[Exercise details] Reproduce the data below in full and exclude every picture.

[Listed records]
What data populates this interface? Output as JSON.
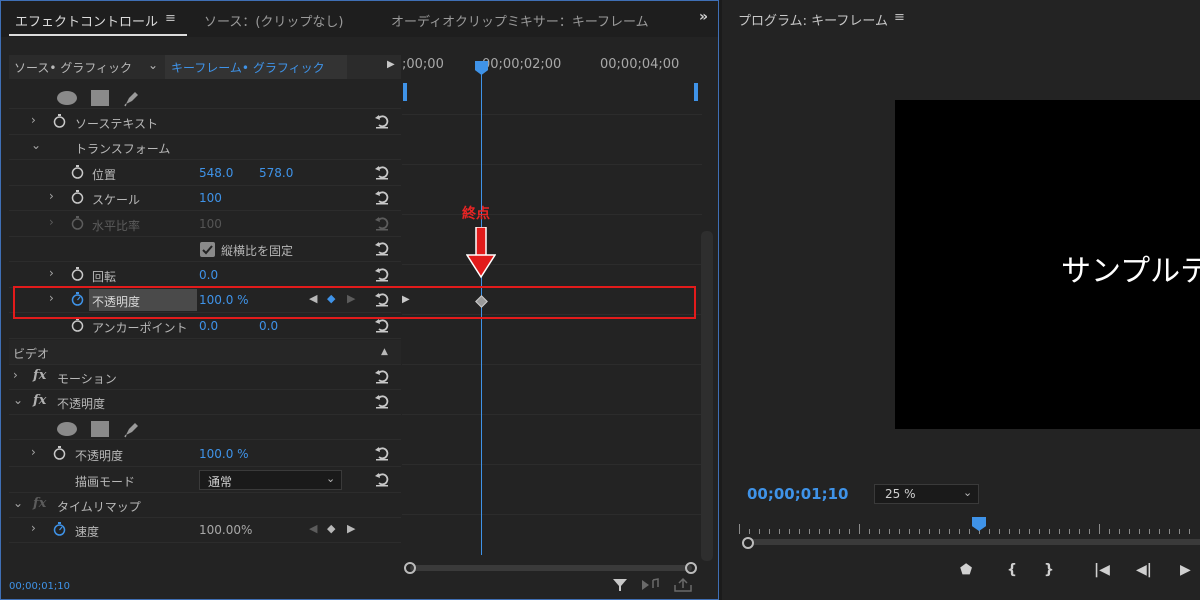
{
  "tabs": {
    "effect_controls": "エフェクトコントロール",
    "source": "ソース：(クリップなし)",
    "audio_mixer": "オーディオクリップミキサー：キーフレーム",
    "menu_glyph": "≡",
    "overflow_glyph": "»"
  },
  "subheader": {
    "source_label": "ソース• グラフィック",
    "chevron": "⌄",
    "clip_label": "キーフレーム• グラフィック",
    "play_glyph": "▶"
  },
  "ruler": {
    "t0": ";00;00",
    "t1": "00;00;02;00",
    "t2": "00;00;04;00"
  },
  "properties": {
    "source_text": "ソーステキスト",
    "transform": "トランスフォーム",
    "position_label": "位置",
    "position_x": "548.0",
    "position_y": "578.0",
    "scale_label": "スケール",
    "scale_value": "100",
    "hscale_label": "水平比率",
    "hscale_value": "100",
    "uniform_label": "縦横比を固定",
    "rotation_label": "回転",
    "rotation_value": "0.0",
    "opacity_label": "不透明度",
    "opacity_value": "100.0 %",
    "anchor_label": "アンカーポイント",
    "anchor_x": "0.0",
    "anchor_y": "0.0"
  },
  "video": {
    "header": "ビデオ",
    "motion": "モーション",
    "opacity_effect": "不透明度",
    "opacity_label": "不透明度",
    "opacity_value": "100.0 %",
    "blend_label": "描画モード",
    "blend_value": "通常",
    "time_remap": "タイムリマップ",
    "speed_label": "速度",
    "speed_value": "100.00%"
  },
  "glyphs": {
    "twisty_closed": "›",
    "twisty_open": "⌄",
    "fx": "fx",
    "kf_prev": "◀",
    "kf_add": "◆",
    "kf_next": "▶",
    "collapse_up": "▲",
    "select_chev": "⌄"
  },
  "annotation": {
    "label": "終点"
  },
  "footer": {
    "timecode": "00;00;01;10"
  },
  "program": {
    "title": "プログラム: キーフレーム",
    "preview_text": "サンプルテ",
    "timecode": "00;00;01;10",
    "zoom": "25 %",
    "controls": {
      "marker": "⬟",
      "mark_in": "{",
      "mark_out": "}",
      "go_to_in": "|◀",
      "step_back": "◀|",
      "play": "▶"
    }
  },
  "colors": {
    "accent": "#3f93e8",
    "highlight": "#e21b1b",
    "panel": "#232323"
  }
}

[Answer in full]
What data populates this interface? Output as JSON.
{
  "tabs": {
    "effect_controls": "エフェクトコントロール",
    "source": "ソース：(クリップなし)",
    "audio_mixer": "オーディオクリップミキサー：キーフレーム",
    "menu_glyph": "≡",
    "overflow_glyph": "»"
  },
  "subheader": {
    "source_label": "ソース• グラフィック",
    "chevron": "⌄",
    "clip_label": "キーフレーム• グラフィック",
    "play_glyph": "▶"
  },
  "ruler": {
    "t0": ";00;00",
    "t1": "00;00;02;00",
    "t2": "00;00;04;00"
  },
  "properties": {
    "source_text": "ソーステキスト",
    "transform": "トランスフォーム",
    "position_label": "位置",
    "position_x": "548.0",
    "position_y": "578.0",
    "scale_label": "スケール",
    "scale_value": "100",
    "hscale_label": "水平比率",
    "hscale_value": "100",
    "uniform_label": "縦横比を固定",
    "rotation_label": "回転",
    "rotation_value": "0.0",
    "opacity_label": "不透明度",
    "opacity_value": "100.0 %",
    "anchor_label": "アンカーポイント",
    "anchor_x": "0.0",
    "anchor_y": "0.0"
  },
  "video": {
    "header": "ビデオ",
    "motion": "モーション",
    "opacity_effect": "不透明度",
    "opacity_label": "不透明度",
    "opacity_value": "100.0 %",
    "blend_label": "描画モード",
    "blend_value": "通常",
    "time_remap": "タイムリマップ",
    "speed_label": "速度",
    "speed_value": "100.00%"
  },
  "glyphs": {
    "twisty_closed": "›",
    "twisty_open": "⌄",
    "fx": "fx",
    "kf_prev": "◀",
    "kf_add": "◆",
    "kf_next": "▶",
    "collapse_up": "▲",
    "select_chev": "⌄"
  },
  "annotation": {
    "label": "終点"
  },
  "footer": {
    "timecode": "00;00;01;10"
  },
  "program": {
    "title": "プログラム: キーフレーム",
    "preview_text": "サンプルテ",
    "timecode": "00;00;01;10",
    "zoom": "25 %",
    "controls": {
      "marker": "⬟",
      "mark_in": "{",
      "mark_out": "}",
      "go_to_in": "|◀",
      "step_back": "◀|",
      "play": "▶"
    }
  },
  "colors": {
    "accent": "#3f93e8",
    "highlight": "#e21b1b",
    "panel": "#232323"
  }
}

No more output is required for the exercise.